::: Material shown
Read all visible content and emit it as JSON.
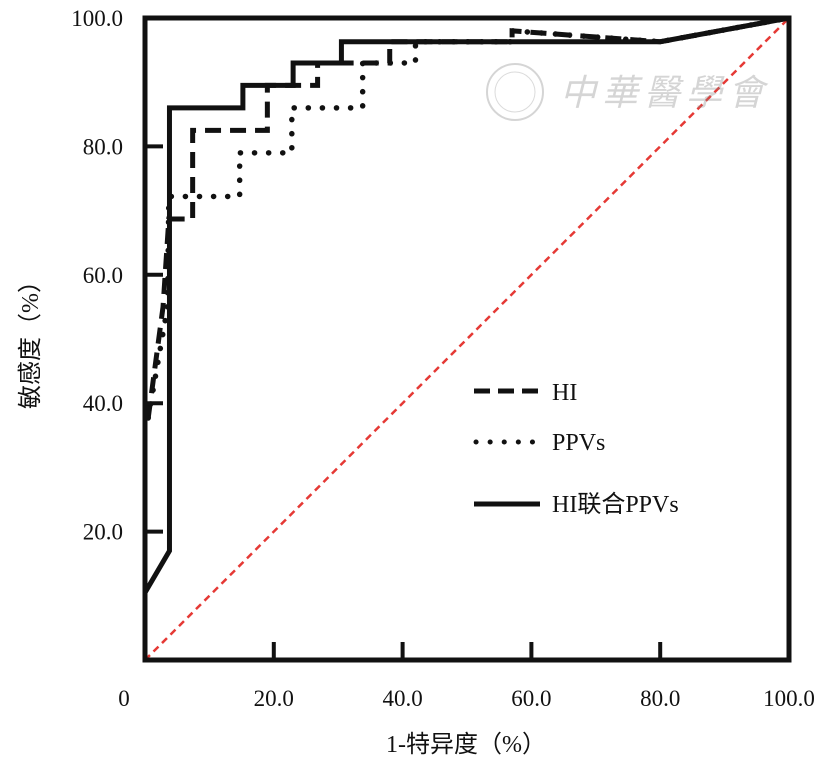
{
  "chart_data": {
    "type": "line",
    "title": "",
    "xlabel": "1-特异度（%）",
    "ylabel": "敏感度（%）",
    "xlim": [
      0,
      100
    ],
    "ylim": [
      0,
      100
    ],
    "x_ticks": [
      "0",
      "20.0",
      "40.0",
      "60.0",
      "80.0",
      "100.0"
    ],
    "y_ticks": [
      "20.0",
      "40.0",
      "60.0",
      "80.0",
      "100.0"
    ],
    "x_tick_values": [
      0,
      20,
      40,
      60,
      80,
      100
    ],
    "y_tick_values": [
      20,
      40,
      60,
      80,
      100
    ],
    "grid": false,
    "legend_position": "center-right",
    "series": [
      {
        "name": "HI",
        "style": "dashed",
        "color": "#111111",
        "x": [
          0.5,
          2.8,
          3.7,
          7.4,
          7.4,
          19,
          19,
          26.8,
          26.8,
          38,
          38,
          57,
          57,
          80,
          100
        ],
        "y": [
          37.7,
          55,
          68.7,
          68.7,
          82.5,
          82.5,
          89.5,
          89.5,
          93,
          93,
          96.3,
          96.3,
          98,
          96.3,
          100
        ]
      },
      {
        "name": "PPVs",
        "style": "dotted",
        "color": "#111111",
        "x": [
          0.5,
          3.5,
          3.7,
          5.7,
          14.7,
          14.7,
          16.7,
          22.8,
          22.8,
          33.8,
          33.8,
          35,
          42,
          42,
          57,
          57,
          80,
          100
        ],
        "y": [
          37.7,
          55,
          72.2,
          72.2,
          72.2,
          79,
          79,
          79,
          86,
          86,
          93,
          93,
          93,
          96.3,
          96.3,
          98,
          96.3,
          100
        ]
      },
      {
        "name": "HI联合PPVs",
        "style": "solid",
        "color": "#111111",
        "x": [
          0,
          3.8,
          3.8,
          15.2,
          15.2,
          23,
          23,
          30.5,
          30.5,
          80,
          100
        ],
        "y": [
          10.5,
          17,
          86,
          86,
          89.5,
          89.5,
          93,
          93,
          96.3,
          96.3,
          100
        ]
      }
    ],
    "reference_line": {
      "x": [
        0,
        100
      ],
      "y": [
        0,
        100
      ],
      "color": "#e53935",
      "style": "dashed"
    }
  },
  "watermark": {
    "text": "中華醫學會"
  }
}
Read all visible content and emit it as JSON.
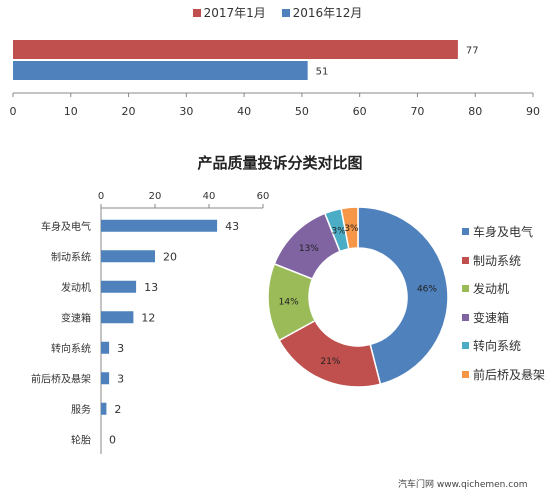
{
  "chart_data": [
    {
      "type": "bar",
      "orientation": "horizontal",
      "series": [
        {
          "name": "2017年1月",
          "values": [
            77
          ],
          "color": "#c0504d"
        },
        {
          "name": "2016年12月",
          "values": [
            51
          ],
          "color": "#4f81bd"
        }
      ],
      "xlim": [
        0,
        90
      ],
      "xticks": [
        "0",
        "10",
        "20",
        "30",
        "40",
        "50",
        "60",
        "70",
        "80",
        "90"
      ],
      "legend": "top",
      "grid": false
    },
    {
      "type": "bar",
      "orientation": "horizontal",
      "title": "产品质量投诉分类对比图",
      "categories": [
        "车身及电气",
        "制动系统",
        "发动机",
        "变速箱",
        "转向系统",
        "前后桥及悬架",
        "服务",
        "轮胎"
      ],
      "values": [
        43,
        20,
        13,
        12,
        3,
        3,
        2,
        0
      ],
      "xlim": [
        0,
        60
      ],
      "xticks": [
        "0",
        "20",
        "40",
        "60"
      ],
      "color": "#4f81bd",
      "grid": false
    },
    {
      "type": "pie",
      "style": "donut",
      "categories": [
        "车身及电气",
        "制动系统",
        "发动机",
        "变速箱",
        "转向系统",
        "前后桥及悬架"
      ],
      "values": [
        46,
        21,
        14,
        13,
        3,
        3
      ],
      "labels": [
        "46%",
        "21%",
        "14%",
        "13%",
        "3%",
        "3%"
      ],
      "colors": [
        "#4f81bd",
        "#c0504d",
        "#9bbb59",
        "#8064a2",
        "#4bacc6",
        "#f79646"
      ],
      "legend": "right"
    }
  ],
  "footer": "汽车门网 www.qichemen.com"
}
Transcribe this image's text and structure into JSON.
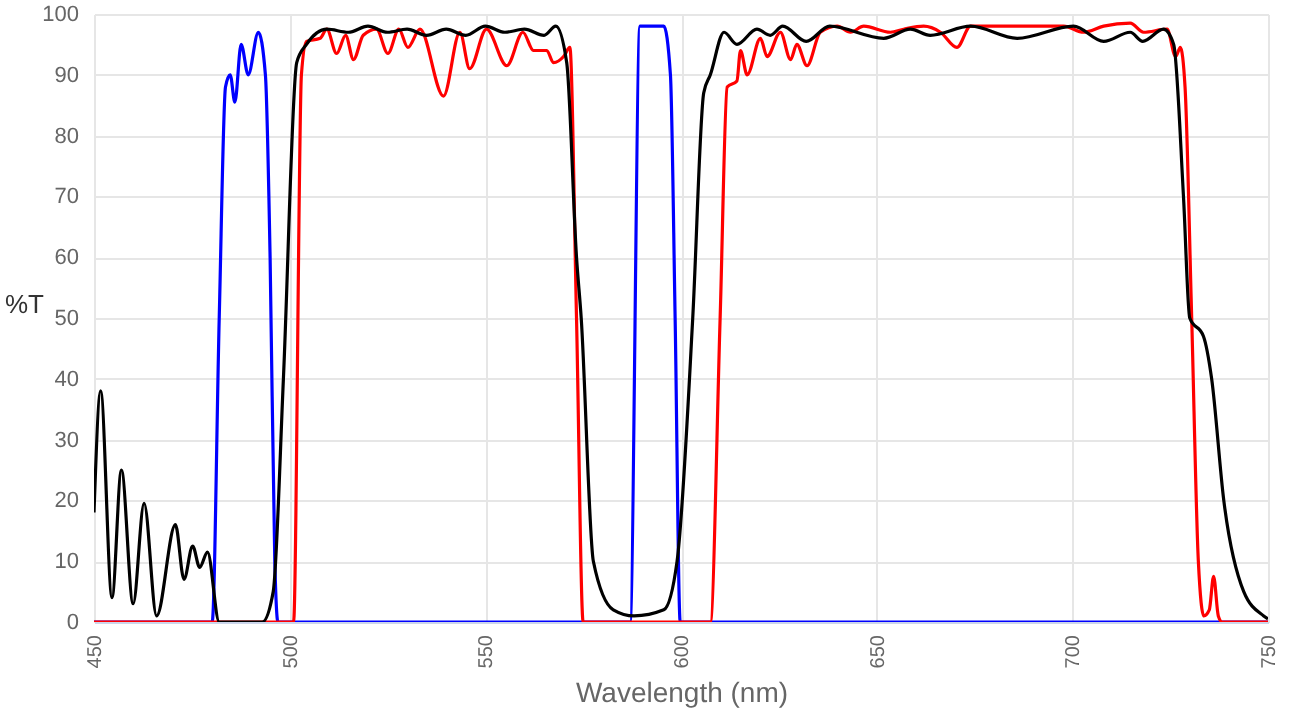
{
  "chart_data": {
    "type": "line",
    "xlabel": "Wavelength (nm)",
    "ylabel": "%T",
    "xlim": [
      450,
      750
    ],
    "ylim": [
      0,
      100
    ],
    "xticks": [
      450,
      500,
      550,
      600,
      650,
      700,
      750
    ],
    "yticks": [
      0,
      10,
      20,
      30,
      40,
      50,
      60,
      70,
      80,
      90,
      100
    ],
    "grid": true,
    "marker": "none",
    "line_style": "solid",
    "series": [
      {
        "color": "#0000ff",
        "x": [
          450,
          480.2,
          482,
          483.6,
          484.8,
          486,
          487.6,
          489.4,
          492,
          493.8,
          495,
          496.2,
          497,
          587,
          589.5,
          595.6,
          597.3,
          598.5,
          599.8,
          750
        ],
        "values": [
          0,
          0,
          50,
          88,
          90,
          85.5,
          95,
          90,
          97,
          90,
          60,
          10,
          0,
          0,
          98,
          98,
          90,
          50,
          0,
          0
        ]
      },
      {
        "color": "#ff0000",
        "x": [
          450,
          501,
          503,
          504.3,
          507.8,
          509.5,
          512,
          514.3,
          516.3,
          518.8,
          522.2,
          525.1,
          527.9,
          530.2,
          533.3,
          539.3,
          543.5,
          546,
          550.3,
          555.5,
          559.6,
          562.3,
          565.7,
          567.4,
          570,
          571.6,
          573.3,
          575,
          607.5,
          610,
          611.8,
          614.3,
          615.2,
          616.9,
          620.3,
          622,
          625.4,
          628,
          629.6,
          632.2,
          635.6,
          639.9,
          643.3,
          646.7,
          653.5,
          656.9,
          662,
          666.3,
          670.5,
          674,
          682.5,
          691,
          697.8,
          702.9,
          708,
          714.8,
          718.2,
          724.2,
          726.4,
          727.6,
          728.8,
          730.5,
          732.2,
          733.6,
          735,
          736.1,
          737.3,
          738.3,
          750
        ],
        "values": [
          0,
          0,
          90,
          95.5,
          96,
          97.5,
          93.5,
          96.5,
          92.5,
          96.5,
          97.5,
          93.5,
          97.5,
          94.5,
          97.5,
          86.5,
          97,
          91,
          97.5,
          91.5,
          97,
          94,
          94,
          92,
          93,
          94.5,
          50,
          0,
          0,
          50,
          88,
          89,
          94,
          90,
          96,
          93,
          97,
          92.5,
          95,
          91.5,
          97,
          98,
          97,
          98,
          97,
          97.5,
          98,
          97,
          94.5,
          98,
          98,
          98,
          98,
          97,
          98,
          98.5,
          97,
          97.5,
          93,
          94.5,
          88,
          50,
          10,
          1,
          2,
          7.5,
          1,
          0,
          0
        ]
      },
      {
        "color": "#000000",
        "x": [
          450,
          451.7,
          454.6,
          457,
          460,
          462.8,
          466,
          470.8,
          473,
          475.2,
          477,
          479,
          482,
          493,
          495.8,
          498.4,
          501.8,
          504.3,
          509.5,
          515,
          520,
          525,
          530,
          535,
          540,
          545,
          550,
          555,
          560,
          565,
          568,
          570.8,
          573.3,
          574.5,
          577.6,
          582.7,
          588,
          595.6,
          599,
          603,
          605.8,
          607.5,
          611,
          614.3,
          619.4,
          622.8,
          626,
          632,
          638,
          651.8,
          658.6,
          663.7,
          674,
          685.9,
          700.3,
          708,
          714.8,
          718,
          723.3,
          725.9,
          728.4,
          730,
          733.5,
          735.6,
          738.7,
          743.8,
          748.9,
          750
        ],
        "values": [
          18,
          38,
          4,
          25,
          3,
          19.5,
          1,
          16,
          7,
          12.5,
          9,
          11.5,
          0,
          0,
          5,
          40,
          92,
          95,
          97.5,
          97,
          98,
          97,
          97.5,
          96.5,
          97.5,
          96.5,
          98,
          97,
          97.5,
          96.5,
          98,
          92,
          60,
          50,
          10,
          2,
          1,
          2,
          10,
          50,
          87,
          90,
          97,
          95,
          97.5,
          96.5,
          98,
          95.5,
          98,
          96,
          97.5,
          96.5,
          98,
          96,
          98,
          95.5,
          97,
          95.5,
          97.5,
          95,
          70,
          50,
          47,
          40,
          20,
          5,
          1,
          0.5
        ]
      }
    ]
  }
}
::::::
Prompt: In how many lines of the data does the string "name" appear? Give only the number.

Problem solution: 5